● Assigned task A:
According to the text on projector tint correction, what color cast do LED projectors add to slide photos?
● Assigned task B:
Pick up the text about the perspective-corrector design decisions after its last sentence and keep it going.

● Text passage:
▽

Decision 7 ── Projector Tint Correction

Slide photographs taken in conferences carry a distinctive colour cast from projector light. Filament lamps add yellow; LED projectors add blue; each light source’s spectral characteristics imprint on the captured image.

perspective-corrector provides post-processing controls for this:

  • Automatic white balance (colour-temperature estimation)
  • Manual contrast / brightness / saturation adjustment

Performing this colour correction in-tool means the user does not have to launch a separate image editor (Photoshop, GIMP) afterwards. There is a tension here with the single-responsibility principle from Decision 1, but the resolution comes from scoping the colour correction narrowly to “conference-slide photo” rather than as a general-purpose image-editing capability. The tool is not aspiring to grow into a general-purpose colour grader; it solves projector tint on slides photographs and stops there.


Read against the broader dlab corpus, perspective-corrector reads as a concrete instance of several previously articulated principles.

The stance from Relative, Not Deterministic ── not fixing on “the correct procedure”, re-confirming meaning as the situation requires ── shows up here in image correction. Giving up full automation in favour of the auto-detect + manual fine-tune two-stage exists because the correct position of a slide’s four corners is relative to shooting conditions (blending into wall textures, reflections, an audience member in frame): there is no deterministic correct-answer algorithm. Auto-detection (V) narrows the difference first; the human then re-confirms “is this really the right four corners” (Validation). The V&V asymmetry is built directly into the UI1.

The single-responsibility rigour from Separating Tools from the Orchestrator ── the tool stays at distorted image → undistorted image and refuses to grow into OCR, document-scanning suite, or cloud-sync platform. This is what makes it composable as a part inside an orchestrator like media-scribe-workflow.

The don’t-write design from The Discipline of Reuse ── automatic four-corner detection rides on OpenCV’s Canny edges and contour approximation; HEIC support rides on pillow-heif; binary distribution rides on PyInstaller. The code particular to this tool is the connective tissue that lets these existing components address the specific problem of slide photography.

The inter-stage standardisation from Standardising Records ── outputs are PNG (the image-processing standard) and ISO-19005-compatible PDF (the long-term archival standard). Downstream consumers ── media-scribe-workflow, any document toolchain ── receive these without format conversion overhead.

△

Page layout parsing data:

▽

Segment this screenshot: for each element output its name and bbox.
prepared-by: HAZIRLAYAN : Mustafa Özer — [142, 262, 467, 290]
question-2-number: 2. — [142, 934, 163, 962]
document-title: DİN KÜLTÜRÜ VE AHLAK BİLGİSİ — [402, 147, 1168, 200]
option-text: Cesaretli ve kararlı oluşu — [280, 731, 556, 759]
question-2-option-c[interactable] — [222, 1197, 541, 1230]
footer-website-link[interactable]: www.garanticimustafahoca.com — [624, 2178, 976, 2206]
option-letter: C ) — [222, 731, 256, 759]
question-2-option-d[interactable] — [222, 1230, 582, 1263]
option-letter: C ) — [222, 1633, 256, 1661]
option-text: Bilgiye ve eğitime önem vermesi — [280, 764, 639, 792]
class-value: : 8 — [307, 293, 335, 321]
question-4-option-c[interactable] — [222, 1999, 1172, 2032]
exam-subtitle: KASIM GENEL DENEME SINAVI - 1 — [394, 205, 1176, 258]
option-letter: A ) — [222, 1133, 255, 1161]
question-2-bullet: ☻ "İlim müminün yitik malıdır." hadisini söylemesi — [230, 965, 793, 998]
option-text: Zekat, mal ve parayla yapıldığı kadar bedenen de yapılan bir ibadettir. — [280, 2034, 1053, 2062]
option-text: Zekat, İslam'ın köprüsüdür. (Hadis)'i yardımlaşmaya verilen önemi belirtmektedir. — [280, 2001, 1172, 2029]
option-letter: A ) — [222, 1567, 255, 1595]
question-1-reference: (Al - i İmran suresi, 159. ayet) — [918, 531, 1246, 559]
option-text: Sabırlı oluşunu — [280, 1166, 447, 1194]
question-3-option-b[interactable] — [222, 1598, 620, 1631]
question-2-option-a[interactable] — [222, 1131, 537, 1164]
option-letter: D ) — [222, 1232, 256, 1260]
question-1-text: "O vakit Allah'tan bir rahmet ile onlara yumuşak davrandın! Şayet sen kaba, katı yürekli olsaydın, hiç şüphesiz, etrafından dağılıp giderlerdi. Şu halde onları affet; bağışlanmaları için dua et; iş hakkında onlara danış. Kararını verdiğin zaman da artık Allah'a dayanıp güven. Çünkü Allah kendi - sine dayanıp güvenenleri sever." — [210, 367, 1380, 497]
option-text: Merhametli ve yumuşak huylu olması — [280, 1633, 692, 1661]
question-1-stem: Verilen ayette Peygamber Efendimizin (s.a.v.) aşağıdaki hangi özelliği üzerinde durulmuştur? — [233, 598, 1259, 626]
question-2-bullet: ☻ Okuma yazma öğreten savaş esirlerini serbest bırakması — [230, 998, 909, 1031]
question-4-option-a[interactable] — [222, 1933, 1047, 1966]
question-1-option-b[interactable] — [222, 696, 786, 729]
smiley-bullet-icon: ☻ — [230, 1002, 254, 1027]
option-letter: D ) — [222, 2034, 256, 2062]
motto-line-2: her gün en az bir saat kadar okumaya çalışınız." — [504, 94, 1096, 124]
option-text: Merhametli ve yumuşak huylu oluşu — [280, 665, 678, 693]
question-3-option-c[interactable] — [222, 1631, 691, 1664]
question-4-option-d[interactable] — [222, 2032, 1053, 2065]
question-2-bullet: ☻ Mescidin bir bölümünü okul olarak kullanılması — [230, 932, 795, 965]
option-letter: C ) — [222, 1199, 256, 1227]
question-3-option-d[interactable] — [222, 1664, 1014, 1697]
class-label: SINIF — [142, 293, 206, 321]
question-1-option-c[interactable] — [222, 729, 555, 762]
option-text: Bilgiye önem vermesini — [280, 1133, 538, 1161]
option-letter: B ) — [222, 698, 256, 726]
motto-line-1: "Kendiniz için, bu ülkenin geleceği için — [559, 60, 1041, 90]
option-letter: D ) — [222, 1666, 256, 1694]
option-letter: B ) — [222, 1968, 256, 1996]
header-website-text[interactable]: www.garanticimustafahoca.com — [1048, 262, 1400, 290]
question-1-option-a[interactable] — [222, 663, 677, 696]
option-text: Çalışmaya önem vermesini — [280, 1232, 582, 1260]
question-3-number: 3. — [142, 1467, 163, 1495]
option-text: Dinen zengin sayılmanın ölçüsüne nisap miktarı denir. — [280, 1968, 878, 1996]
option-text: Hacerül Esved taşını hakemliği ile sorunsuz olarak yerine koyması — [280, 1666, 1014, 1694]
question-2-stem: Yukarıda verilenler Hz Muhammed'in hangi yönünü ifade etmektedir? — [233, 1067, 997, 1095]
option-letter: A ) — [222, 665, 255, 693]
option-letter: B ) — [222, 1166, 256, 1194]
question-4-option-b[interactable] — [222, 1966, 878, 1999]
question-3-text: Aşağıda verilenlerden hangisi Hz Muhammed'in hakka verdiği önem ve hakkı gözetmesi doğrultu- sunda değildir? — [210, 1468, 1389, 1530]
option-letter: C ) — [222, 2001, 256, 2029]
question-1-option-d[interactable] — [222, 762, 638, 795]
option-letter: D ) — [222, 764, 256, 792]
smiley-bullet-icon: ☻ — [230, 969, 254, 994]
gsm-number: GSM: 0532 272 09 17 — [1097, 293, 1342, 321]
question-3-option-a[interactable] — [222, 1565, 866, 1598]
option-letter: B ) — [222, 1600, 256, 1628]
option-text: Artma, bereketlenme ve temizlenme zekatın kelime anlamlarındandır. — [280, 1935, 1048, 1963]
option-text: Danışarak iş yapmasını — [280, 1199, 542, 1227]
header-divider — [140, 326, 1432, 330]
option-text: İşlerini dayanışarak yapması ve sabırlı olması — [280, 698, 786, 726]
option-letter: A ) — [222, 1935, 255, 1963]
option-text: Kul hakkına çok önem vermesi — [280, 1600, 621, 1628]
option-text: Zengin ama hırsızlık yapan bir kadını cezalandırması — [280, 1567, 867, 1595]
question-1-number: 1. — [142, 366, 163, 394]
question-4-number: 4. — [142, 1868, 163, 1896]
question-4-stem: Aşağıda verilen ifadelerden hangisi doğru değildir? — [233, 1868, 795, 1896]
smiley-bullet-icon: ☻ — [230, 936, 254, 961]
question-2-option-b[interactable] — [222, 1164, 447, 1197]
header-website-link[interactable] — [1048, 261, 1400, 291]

△

● Task output A:
Blue.

● Task output B:
Each individual judgement is small; their accumulation is what produces a UNIX-philosophy answer to the specific problem of slide-photo correction.

In the Udemy-course context, the value is in following the chain of judgements, not in teaching the underlying technologies in isolation. Teaching “how to use the Canny edge detector” is largely interchangeable across thousands of computer-vision tutorials. Teaching “how the decision between full automation and manual fallback was made, and why” is transferable design judgement that applies far beyond image rectification ── and that’s what the case-study format is meant to surface.

References


  1. For the operational definitions and the theoretical treatment of mediation / différance / the V&V asymmetry, see the footnote in the foundational essay Relative, Not Deterministic, and the author’s Zenodo preprint series (Letter version DOI: 10.5281/zenodo.20096463). 

  2. mashi727/perspective-corrector, GitHub. https://github.com/mashi727/perspective-corrector ── The PySide6 + OpenCV slide-photo trapezoidal-correction app discussed in this article. 

  3. McIlroy, M. D., E. N. Pinson, and B. A. Tague. “UNIX Time-Sharing System: Foreword.” The Bell System Technical Journal, vol. 57, no. 6, July–August 1978, pp. 1899–1904. 

  4. Canny, John. “A Computational Approach to Edge Detection.” IEEE Transactions on Pattern Analysis and Machine Intelligence, vol. PAMI-8, no. 6, 1986, pp. 679–698. ── The paper introducing Canny edge detection, which the auto-corner-detection in this tool relies on. Adopted as a standard edge-detection approach across image-processing applications since 1986.